▸ **AIM**
The entries below should be quoted exactly, with no pictures carried over.

▸ **DATA IN THIS EXERCISE**
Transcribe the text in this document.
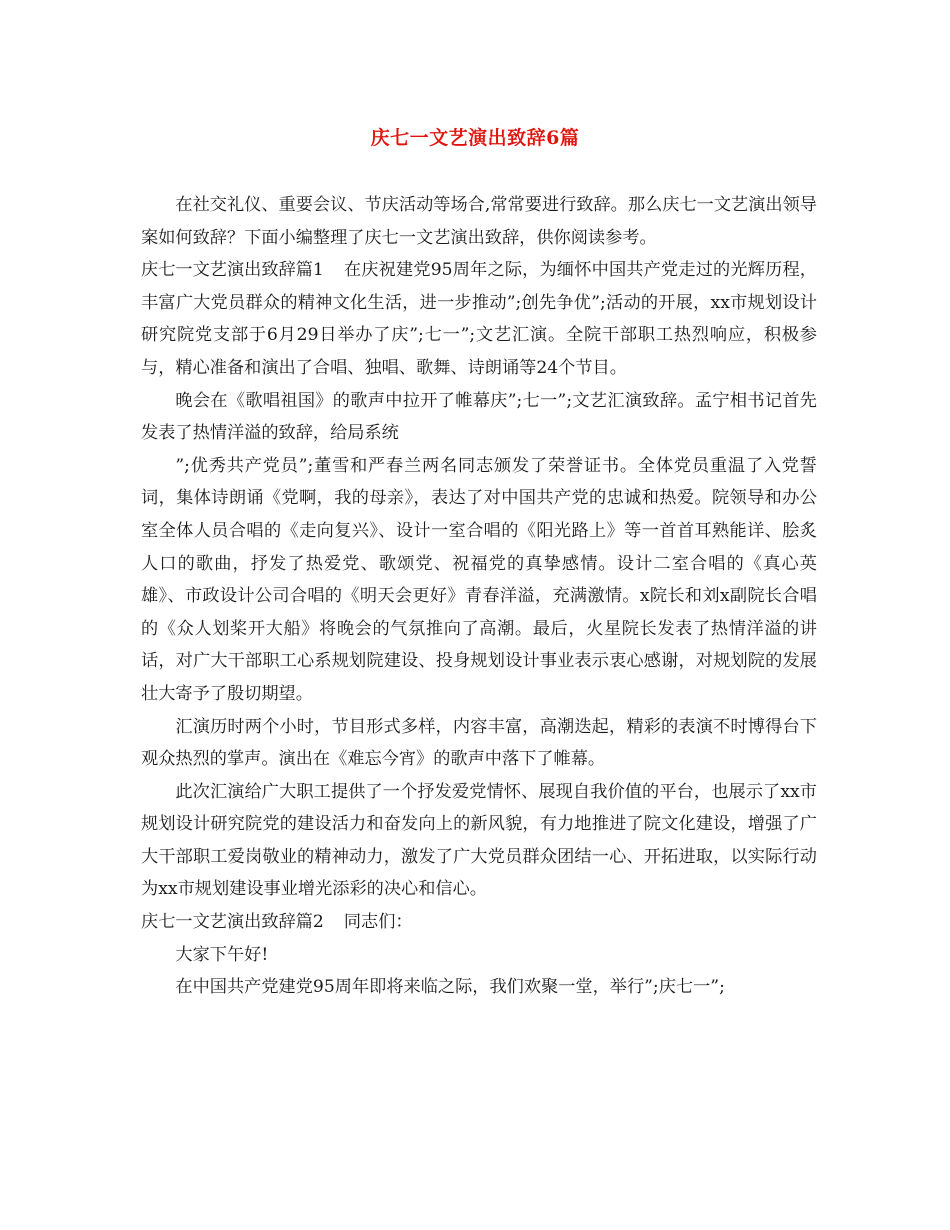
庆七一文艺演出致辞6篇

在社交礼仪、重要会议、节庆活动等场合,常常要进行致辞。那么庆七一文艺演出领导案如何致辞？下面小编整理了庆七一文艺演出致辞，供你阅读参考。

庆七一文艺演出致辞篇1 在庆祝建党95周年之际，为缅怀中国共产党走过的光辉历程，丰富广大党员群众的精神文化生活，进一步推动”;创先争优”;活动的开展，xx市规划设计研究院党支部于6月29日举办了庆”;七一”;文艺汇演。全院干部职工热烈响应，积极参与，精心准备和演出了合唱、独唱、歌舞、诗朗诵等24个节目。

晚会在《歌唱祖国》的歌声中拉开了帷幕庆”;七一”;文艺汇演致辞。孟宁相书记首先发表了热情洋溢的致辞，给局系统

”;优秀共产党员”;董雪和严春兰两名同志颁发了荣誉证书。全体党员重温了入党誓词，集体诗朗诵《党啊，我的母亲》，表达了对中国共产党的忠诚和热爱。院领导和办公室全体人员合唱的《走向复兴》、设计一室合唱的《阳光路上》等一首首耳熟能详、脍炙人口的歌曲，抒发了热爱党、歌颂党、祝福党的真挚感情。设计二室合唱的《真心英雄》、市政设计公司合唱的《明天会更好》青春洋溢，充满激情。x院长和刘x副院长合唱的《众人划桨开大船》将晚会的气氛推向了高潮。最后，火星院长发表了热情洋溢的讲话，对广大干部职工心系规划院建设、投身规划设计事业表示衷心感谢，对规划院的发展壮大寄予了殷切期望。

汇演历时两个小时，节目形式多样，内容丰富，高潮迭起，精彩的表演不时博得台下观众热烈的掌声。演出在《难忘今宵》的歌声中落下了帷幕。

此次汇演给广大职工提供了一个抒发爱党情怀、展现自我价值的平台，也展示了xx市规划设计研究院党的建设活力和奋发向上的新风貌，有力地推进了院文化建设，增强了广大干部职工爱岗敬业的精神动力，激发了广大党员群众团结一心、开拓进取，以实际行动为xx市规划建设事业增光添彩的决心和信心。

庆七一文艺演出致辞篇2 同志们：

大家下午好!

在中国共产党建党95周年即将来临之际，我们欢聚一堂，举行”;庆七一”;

▸ **ANSWER TO THE TASK**
Transcribe the text in this document.
庆七一文艺演出致辞6篇

在社交礼仪、重要会议、节庆活动等场合,常常要进行致辞。那么庆七一文艺演出领导案如何致辞？下面小编整理了庆七一文艺演出致辞，供你阅读参考。

庆七一文艺演出致辞篇1 在庆祝建党95周年之际，为缅怀中国共产党走过的光辉历程，丰富广大党员群众的精神文化生活，进一步推动”;创先争优”;活动的开展，xx市规划设计研究院党支部于6月29日举办了庆”;七一”;文艺汇演。全院干部职工热烈响应，积极参与，精心准备和演出了合唱、独唱、歌舞、诗朗诵等24个节目。

晚会在《歌唱祖国》的歌声中拉开了帷幕庆”;七一”;文艺汇演致辞。孟宁相书记首先发表了热情洋溢的致辞，给局系统

”;优秀共产党员”;董雪和严春兰两名同志颁发了荣誉证书。全体党员重温了入党誓词，集体诗朗诵《党啊，我的母亲》，表达了对中国共产党的忠诚和热爱。院领导和办公室全体人员合唱的《走向复兴》、设计一室合唱的《阳光路上》等一首首耳熟能详、脍炙人口的歌曲，抒发了热爱党、歌颂党、祝福党的真挚感情。设计二室合唱的《真心英雄》、市政设计公司合唱的《明天会更好》青春洋溢，充满激情。x院长和刘x副院长合唱的《众人划桨开大船》将晚会的气氛推向了高潮。最后，火星院长发表了热情洋溢的讲话，对广大干部职工心系规划院建设、投身规划设计事业表示衷心感谢，对规划院的发展壮大寄予了殷切期望。

汇演历时两个小时，节目形式多样，内容丰富，高潮迭起，精彩的表演不时博得台下观众热烈的掌声。演出在《难忘今宵》的歌声中落下了帷幕。

此次汇演给广大职工提供了一个抒发爱党情怀、展现自我价值的平台，也展示了xx市规划设计研究院党的建设活力和奋发向上的新风貌，有力地推进了院文化建设，增强了广大干部职工爱岗敬业的精神动力，激发了广大党员群众团结一心、开拓进取，以实际行动为xx市规划建设事业增光添彩的决心和信心。

庆七一文艺演出致辞篇2 同志们：

大家下午好!

在中国共产党建党95周年即将来临之际，我们欢聚一堂，举行”;庆七一”;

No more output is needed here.